== EXERCISE MATERIAL ==

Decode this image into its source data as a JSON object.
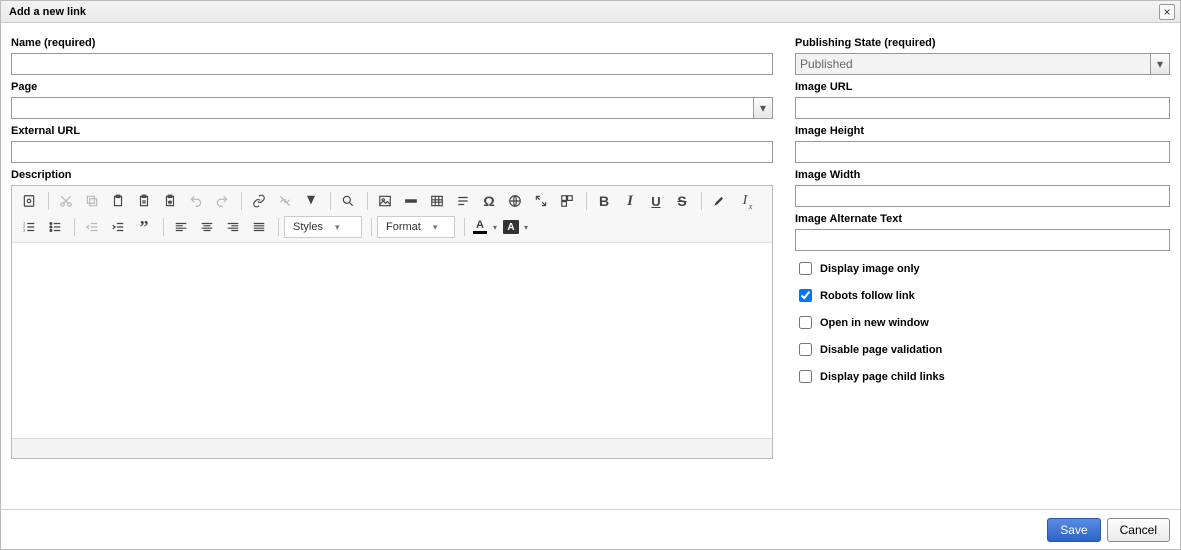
{
  "dialog": {
    "title": "Add a new link",
    "close_label": "×"
  },
  "left": {
    "name_label": "Name (required)",
    "name_value": "",
    "page_label": "Page",
    "page_value": "",
    "ext_url_label": "External URL",
    "ext_url_value": "",
    "description_label": "Description"
  },
  "right": {
    "pubstate_label": "Publishing State (required)",
    "pubstate_value": "Published",
    "image_url_label": "Image URL",
    "image_url_value": "",
    "image_height_label": "Image Height",
    "image_height_value": "",
    "image_width_label": "Image Width",
    "image_width_value": "",
    "image_alt_label": "Image Alternate Text",
    "image_alt_value": "",
    "chk_display_image_only": "Display image only",
    "chk_robots_follow": "Robots follow link",
    "chk_open_new_window": "Open in new window",
    "chk_disable_page_validation": "Disable page validation",
    "chk_display_child_links": "Display page child links"
  },
  "editor_toolbar": {
    "styles_label": "Styles",
    "format_label": "Format",
    "text_color_glyph": "A",
    "bg_color_glyph": "A"
  },
  "footer": {
    "save_label": "Save",
    "cancel_label": "Cancel"
  }
}
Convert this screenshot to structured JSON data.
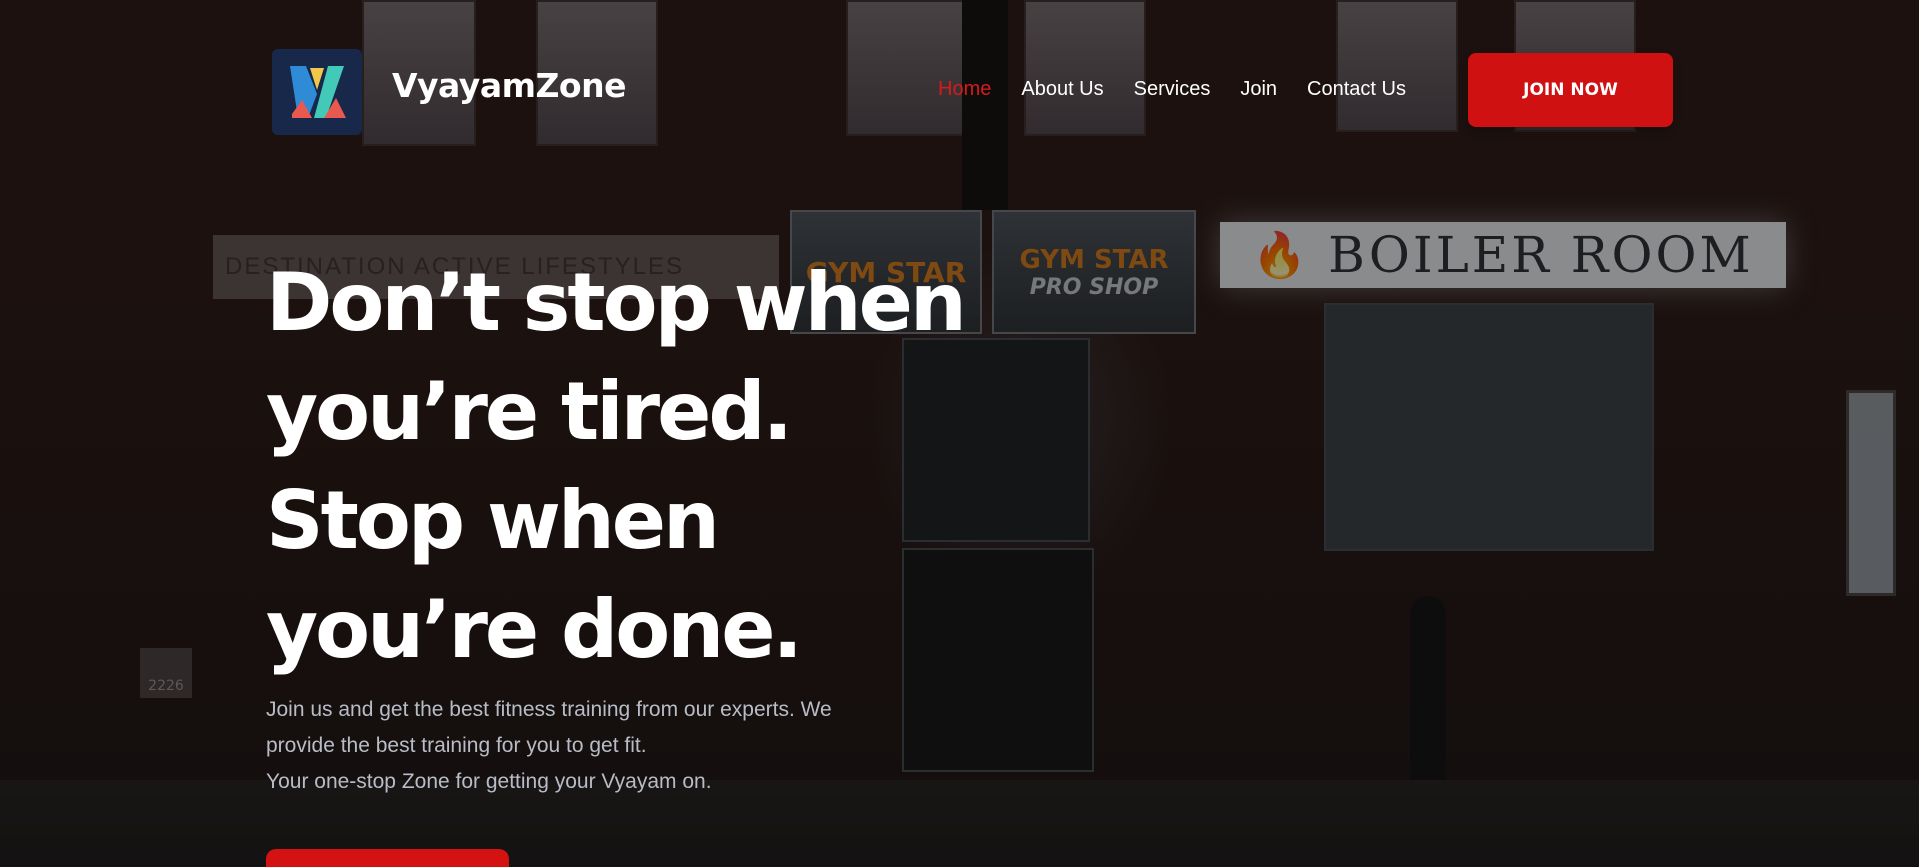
{
  "brand": {
    "name": "VyayamZone",
    "logo_icon": "vyayamzone-logo-icon",
    "logo_bg": "#18284a"
  },
  "nav": {
    "items": [
      {
        "label": "Home",
        "active": true
      },
      {
        "label": "About Us",
        "active": false
      },
      {
        "label": "Services",
        "active": false
      },
      {
        "label": "Join",
        "active": false
      },
      {
        "label": "Contact Us",
        "active": false
      }
    ],
    "cta_label": "JOIN NOW"
  },
  "hero": {
    "headline_lines": [
      "Don’t stop when",
      "you’re tired.",
      "Stop when",
      "you’re done."
    ],
    "subtext_lines": [
      "Join us and get the best fitness training from our experts. We",
      "provide the best training for you to get fit.",
      "Your one-stop Zone for getting your Vyayam on."
    ],
    "background_signs": {
      "boiler_room": "BOILER ROOM",
      "gym_star_1": "GYM STAR",
      "gym_star_2": "GYM STAR",
      "pro_shop": "PRO SHOP",
      "destination": "DESTINATION ACTIVE LIFESTYLES",
      "building_number": "2226"
    }
  },
  "colors": {
    "accent": "#d51212",
    "active_nav": "#d51b1b",
    "headline": "#ffffff",
    "subtext": "#b8bcc6"
  }
}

== REQUIRED TASK ==
Extract the text of all the records above verbatim, excluding pictures.

== EXPECTED ANSWER ==
Decode this image into its source data as a JSON object.
{
  "dialog": {
    "title": "Add a new link",
    "close_label": "×"
  },
  "left": {
    "name_label": "Name (required)",
    "name_value": "",
    "page_label": "Page",
    "page_value": "",
    "ext_url_label": "External URL",
    "ext_url_value": "",
    "description_label": "Description"
  },
  "right": {
    "pubstate_label": "Publishing State (required)",
    "pubstate_value": "Published",
    "image_url_label": "Image URL",
    "image_url_value": "",
    "image_height_label": "Image Height",
    "image_height_value": "",
    "image_width_label": "Image Width",
    "image_width_value": "",
    "image_alt_label": "Image Alternate Text",
    "image_alt_value": "",
    "chk_display_image_only": "Display image only",
    "chk_robots_follow": "Robots follow link",
    "chk_open_new_window": "Open in new window",
    "chk_disable_page_validation": "Disable page validation",
    "chk_display_child_links": "Display page child links"
  },
  "editor_toolbar": {
    "styles_label": "Styles",
    "format_label": "Format",
    "text_color_glyph": "A",
    "bg_color_glyph": "A"
  },
  "footer": {
    "save_label": "Save",
    "cancel_label": "Cancel"
  }
}
Convert this screenshot to structured JSON data.
{
  "brand": {
    "name": "VyayamZone",
    "logo_icon": "vyayamzone-logo-icon",
    "logo_bg": "#18284a"
  },
  "nav": {
    "items": [
      {
        "label": "Home",
        "active": true
      },
      {
        "label": "About Us",
        "active": false
      },
      {
        "label": "Services",
        "active": false
      },
      {
        "label": "Join",
        "active": false
      },
      {
        "label": "Contact Us",
        "active": false
      }
    ],
    "cta_label": "JOIN NOW"
  },
  "hero": {
    "headline_lines": [
      "Don’t stop when",
      "you’re tired.",
      "Stop when",
      "you’re done."
    ],
    "subtext_lines": [
      "Join us and get the best fitness training from our experts. We",
      "provide the best training for you to get fit.",
      "Your one-stop Zone for getting your Vyayam on."
    ],
    "background_signs": {
      "boiler_room": "BOILER ROOM",
      "gym_star_1": "GYM STAR",
      "gym_star_2": "GYM STAR",
      "pro_shop": "PRO SHOP",
      "destination": "DESTINATION ACTIVE LIFESTYLES",
      "building_number": "2226"
    }
  },
  "colors": {
    "accent": "#d51212",
    "active_nav": "#d51b1b",
    "headline": "#ffffff",
    "subtext": "#b8bcc6"
  }
}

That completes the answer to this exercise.